Objective
Show each line that has the string "myyntiä" in it.

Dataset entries
####

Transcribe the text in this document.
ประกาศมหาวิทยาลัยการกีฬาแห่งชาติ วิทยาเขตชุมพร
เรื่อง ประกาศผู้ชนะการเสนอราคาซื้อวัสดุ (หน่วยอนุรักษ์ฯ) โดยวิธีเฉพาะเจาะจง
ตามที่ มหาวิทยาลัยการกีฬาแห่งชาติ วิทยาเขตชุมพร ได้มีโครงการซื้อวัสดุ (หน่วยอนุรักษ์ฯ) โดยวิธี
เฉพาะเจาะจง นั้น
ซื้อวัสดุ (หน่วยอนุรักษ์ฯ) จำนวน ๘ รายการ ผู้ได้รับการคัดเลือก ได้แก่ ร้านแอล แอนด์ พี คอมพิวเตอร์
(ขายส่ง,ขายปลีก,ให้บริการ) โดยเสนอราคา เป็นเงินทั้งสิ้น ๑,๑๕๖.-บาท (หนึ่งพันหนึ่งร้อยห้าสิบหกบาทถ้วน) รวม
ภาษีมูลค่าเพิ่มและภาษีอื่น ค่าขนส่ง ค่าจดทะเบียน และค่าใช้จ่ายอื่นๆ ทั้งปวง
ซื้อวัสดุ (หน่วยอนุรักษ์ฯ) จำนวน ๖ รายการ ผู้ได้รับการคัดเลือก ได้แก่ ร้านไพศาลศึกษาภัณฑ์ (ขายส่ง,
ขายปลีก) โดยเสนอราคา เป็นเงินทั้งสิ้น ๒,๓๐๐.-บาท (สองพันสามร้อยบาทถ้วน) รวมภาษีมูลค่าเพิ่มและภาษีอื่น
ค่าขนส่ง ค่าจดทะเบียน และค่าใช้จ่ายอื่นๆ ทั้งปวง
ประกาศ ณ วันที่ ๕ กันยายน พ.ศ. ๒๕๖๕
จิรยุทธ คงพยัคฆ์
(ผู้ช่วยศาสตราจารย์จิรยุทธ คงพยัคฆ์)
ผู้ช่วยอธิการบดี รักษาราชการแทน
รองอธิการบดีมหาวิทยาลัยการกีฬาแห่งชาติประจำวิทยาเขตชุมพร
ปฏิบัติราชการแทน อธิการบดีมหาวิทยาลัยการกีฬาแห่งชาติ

####

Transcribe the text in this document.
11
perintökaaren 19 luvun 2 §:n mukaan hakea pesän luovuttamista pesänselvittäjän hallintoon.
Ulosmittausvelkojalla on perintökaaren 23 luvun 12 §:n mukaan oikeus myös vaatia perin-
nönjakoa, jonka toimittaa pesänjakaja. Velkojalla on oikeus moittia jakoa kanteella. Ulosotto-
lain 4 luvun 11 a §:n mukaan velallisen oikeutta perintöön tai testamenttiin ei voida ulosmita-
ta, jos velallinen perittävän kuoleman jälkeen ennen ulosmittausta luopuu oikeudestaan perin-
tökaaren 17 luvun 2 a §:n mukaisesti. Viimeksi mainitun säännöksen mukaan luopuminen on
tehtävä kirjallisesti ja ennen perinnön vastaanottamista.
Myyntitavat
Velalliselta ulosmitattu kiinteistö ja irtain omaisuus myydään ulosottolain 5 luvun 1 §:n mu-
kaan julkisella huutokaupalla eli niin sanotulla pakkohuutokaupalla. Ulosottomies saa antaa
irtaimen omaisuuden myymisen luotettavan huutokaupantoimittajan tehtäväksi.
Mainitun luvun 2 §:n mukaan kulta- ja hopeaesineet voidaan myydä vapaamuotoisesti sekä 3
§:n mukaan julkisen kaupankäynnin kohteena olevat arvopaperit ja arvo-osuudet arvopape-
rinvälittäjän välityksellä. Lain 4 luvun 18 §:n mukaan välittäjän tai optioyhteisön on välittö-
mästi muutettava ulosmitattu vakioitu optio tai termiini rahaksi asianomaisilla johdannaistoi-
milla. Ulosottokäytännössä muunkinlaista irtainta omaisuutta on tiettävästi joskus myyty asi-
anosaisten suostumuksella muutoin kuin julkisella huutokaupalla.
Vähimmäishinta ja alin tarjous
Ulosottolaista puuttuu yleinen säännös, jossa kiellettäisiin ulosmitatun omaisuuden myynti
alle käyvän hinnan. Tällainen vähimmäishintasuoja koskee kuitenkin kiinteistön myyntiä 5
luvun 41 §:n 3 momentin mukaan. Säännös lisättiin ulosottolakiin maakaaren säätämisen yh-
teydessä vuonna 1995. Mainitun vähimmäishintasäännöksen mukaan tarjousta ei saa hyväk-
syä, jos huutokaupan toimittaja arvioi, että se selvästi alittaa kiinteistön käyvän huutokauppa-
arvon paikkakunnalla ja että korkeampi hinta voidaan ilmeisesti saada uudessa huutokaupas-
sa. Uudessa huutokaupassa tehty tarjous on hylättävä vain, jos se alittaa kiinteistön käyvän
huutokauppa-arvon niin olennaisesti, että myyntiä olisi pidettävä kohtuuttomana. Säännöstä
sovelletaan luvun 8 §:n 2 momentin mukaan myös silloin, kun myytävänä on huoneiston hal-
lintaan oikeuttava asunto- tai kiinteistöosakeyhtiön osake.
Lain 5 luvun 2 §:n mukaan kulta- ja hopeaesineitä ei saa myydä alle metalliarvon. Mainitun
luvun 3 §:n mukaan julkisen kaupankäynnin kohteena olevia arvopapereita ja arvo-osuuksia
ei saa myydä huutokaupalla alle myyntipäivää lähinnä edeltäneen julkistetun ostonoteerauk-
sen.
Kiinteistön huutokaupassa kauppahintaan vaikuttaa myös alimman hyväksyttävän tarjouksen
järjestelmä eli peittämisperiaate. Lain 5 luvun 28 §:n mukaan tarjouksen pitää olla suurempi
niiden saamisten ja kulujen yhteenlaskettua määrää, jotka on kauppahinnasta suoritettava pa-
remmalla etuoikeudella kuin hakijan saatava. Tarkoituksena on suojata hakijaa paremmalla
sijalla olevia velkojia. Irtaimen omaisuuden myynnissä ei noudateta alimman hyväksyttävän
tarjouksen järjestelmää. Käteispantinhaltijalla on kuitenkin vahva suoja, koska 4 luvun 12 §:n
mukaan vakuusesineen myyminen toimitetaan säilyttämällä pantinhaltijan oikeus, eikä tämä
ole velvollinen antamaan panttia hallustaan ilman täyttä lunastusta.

####

Response to the exercise
alle käyvän hinnan. Tällainen vähimmäishintasuoja koskee kuitenkin kiinteistön myyntiä 5
huutokauppa-arvon niin olennaisesti, että myyntiä olisi pidettävä kohtuuttomana. Säännöstä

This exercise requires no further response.